* begin *
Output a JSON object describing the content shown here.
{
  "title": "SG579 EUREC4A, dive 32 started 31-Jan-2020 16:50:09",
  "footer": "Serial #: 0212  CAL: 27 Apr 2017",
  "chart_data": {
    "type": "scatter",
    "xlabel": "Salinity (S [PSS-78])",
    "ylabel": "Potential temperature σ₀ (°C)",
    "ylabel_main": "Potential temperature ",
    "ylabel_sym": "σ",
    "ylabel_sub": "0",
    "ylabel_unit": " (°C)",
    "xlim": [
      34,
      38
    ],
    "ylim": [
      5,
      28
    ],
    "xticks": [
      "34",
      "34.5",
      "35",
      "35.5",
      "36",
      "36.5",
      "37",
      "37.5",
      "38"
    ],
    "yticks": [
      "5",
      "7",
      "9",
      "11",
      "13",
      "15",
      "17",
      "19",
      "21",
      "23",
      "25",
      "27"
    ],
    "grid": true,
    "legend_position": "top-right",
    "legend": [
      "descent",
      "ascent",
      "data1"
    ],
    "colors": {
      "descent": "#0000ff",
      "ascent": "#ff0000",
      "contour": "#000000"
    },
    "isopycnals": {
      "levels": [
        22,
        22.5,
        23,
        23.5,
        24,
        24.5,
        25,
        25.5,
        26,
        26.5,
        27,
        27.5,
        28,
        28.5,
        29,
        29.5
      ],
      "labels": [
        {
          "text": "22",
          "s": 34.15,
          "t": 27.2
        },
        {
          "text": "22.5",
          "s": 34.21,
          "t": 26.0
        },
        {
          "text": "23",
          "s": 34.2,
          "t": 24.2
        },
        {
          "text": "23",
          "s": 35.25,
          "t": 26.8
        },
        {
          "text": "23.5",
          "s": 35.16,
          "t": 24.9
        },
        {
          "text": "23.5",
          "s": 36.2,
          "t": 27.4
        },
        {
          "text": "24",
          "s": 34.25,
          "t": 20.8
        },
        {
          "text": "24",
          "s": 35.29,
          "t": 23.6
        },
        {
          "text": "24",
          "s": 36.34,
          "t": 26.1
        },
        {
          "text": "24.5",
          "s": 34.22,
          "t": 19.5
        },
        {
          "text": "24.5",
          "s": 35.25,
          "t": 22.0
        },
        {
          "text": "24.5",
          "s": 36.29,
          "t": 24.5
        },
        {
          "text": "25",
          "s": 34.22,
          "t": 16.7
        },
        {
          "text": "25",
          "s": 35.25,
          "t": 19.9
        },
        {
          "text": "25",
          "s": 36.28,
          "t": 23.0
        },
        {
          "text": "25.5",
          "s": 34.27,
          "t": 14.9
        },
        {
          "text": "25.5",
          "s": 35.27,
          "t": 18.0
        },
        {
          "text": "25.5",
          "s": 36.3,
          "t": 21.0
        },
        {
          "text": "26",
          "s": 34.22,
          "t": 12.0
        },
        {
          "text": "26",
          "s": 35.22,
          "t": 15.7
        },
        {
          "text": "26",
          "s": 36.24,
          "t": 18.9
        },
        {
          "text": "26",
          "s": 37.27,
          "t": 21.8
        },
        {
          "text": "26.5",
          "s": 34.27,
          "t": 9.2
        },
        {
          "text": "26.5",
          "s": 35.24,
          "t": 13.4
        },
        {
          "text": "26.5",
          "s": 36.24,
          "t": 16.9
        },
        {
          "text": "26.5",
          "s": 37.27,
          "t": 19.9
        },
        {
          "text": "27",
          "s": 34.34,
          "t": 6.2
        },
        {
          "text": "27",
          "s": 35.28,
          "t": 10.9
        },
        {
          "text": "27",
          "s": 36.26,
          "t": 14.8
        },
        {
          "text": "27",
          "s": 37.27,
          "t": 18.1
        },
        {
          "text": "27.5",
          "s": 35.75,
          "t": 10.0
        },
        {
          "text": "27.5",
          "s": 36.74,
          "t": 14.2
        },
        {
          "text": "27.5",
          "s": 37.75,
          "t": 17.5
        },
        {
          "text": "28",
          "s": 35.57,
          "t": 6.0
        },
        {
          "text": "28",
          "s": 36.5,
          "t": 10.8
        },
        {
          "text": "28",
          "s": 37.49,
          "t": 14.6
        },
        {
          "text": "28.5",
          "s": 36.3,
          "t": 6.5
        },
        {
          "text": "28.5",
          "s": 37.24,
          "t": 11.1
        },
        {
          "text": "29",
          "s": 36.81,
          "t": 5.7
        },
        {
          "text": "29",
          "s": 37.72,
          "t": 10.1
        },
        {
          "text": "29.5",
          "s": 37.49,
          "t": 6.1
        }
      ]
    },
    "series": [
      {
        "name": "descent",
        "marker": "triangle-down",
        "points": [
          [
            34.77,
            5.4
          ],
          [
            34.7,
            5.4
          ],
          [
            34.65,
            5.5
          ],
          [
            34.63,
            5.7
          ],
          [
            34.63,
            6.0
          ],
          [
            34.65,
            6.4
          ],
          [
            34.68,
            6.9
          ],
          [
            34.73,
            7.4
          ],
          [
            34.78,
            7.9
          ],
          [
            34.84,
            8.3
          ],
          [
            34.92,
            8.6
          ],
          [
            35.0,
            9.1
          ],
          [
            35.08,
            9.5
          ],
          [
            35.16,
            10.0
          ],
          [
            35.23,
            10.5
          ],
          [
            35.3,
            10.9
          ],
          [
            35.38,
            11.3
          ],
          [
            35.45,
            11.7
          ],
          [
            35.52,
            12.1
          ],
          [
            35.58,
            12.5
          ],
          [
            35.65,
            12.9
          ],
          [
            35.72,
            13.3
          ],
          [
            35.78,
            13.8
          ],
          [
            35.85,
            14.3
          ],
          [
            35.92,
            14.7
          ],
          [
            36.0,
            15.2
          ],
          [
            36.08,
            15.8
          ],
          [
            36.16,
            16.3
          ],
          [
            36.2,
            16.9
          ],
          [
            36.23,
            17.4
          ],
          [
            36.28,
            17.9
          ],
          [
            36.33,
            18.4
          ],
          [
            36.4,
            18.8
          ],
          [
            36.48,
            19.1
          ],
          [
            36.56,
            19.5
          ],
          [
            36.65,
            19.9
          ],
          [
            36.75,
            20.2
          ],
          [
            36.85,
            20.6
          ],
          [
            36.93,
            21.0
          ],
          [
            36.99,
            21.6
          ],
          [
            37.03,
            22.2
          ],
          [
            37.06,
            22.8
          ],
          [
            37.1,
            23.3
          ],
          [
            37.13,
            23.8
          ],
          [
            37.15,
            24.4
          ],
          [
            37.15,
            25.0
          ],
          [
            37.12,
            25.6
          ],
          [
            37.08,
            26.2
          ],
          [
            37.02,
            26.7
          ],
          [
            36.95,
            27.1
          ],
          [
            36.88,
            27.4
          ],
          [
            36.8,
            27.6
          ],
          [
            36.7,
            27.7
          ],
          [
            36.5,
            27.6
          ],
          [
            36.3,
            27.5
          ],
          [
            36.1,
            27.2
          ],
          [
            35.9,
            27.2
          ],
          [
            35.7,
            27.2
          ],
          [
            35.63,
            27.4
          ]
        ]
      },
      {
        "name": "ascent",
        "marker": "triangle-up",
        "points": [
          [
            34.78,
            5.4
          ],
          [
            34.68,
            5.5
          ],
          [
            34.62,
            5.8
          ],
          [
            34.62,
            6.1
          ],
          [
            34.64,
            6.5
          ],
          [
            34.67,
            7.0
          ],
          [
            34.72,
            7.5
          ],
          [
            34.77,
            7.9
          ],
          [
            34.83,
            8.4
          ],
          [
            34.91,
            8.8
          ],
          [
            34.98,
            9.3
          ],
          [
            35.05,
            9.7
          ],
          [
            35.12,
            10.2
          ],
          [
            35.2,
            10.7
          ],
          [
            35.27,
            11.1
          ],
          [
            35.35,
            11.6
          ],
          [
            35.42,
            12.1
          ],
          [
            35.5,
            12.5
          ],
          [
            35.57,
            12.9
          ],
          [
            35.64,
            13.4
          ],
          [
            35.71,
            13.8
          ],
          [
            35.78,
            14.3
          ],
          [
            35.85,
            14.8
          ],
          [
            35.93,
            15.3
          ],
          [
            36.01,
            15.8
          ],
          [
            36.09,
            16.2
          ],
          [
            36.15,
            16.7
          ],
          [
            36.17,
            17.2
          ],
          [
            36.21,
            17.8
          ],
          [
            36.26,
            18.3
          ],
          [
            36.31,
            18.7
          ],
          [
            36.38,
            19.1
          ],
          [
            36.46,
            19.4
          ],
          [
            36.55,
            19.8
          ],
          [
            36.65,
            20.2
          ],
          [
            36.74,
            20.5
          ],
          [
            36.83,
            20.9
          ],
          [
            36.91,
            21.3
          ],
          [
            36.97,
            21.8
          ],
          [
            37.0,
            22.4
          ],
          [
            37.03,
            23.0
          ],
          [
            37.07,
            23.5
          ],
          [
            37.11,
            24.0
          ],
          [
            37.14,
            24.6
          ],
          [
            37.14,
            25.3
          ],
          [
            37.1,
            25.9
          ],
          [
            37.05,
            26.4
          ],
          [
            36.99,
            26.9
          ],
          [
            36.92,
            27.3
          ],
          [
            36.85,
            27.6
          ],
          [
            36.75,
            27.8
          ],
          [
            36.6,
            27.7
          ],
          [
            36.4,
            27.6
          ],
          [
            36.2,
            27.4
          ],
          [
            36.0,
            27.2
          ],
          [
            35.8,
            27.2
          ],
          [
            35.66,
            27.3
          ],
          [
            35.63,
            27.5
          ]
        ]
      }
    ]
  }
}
* end *
- Exercise task -
Look through the data and show every line containing "marker".

- Result -
        "marker": "triangle-down",
        "marker": "triangle-up",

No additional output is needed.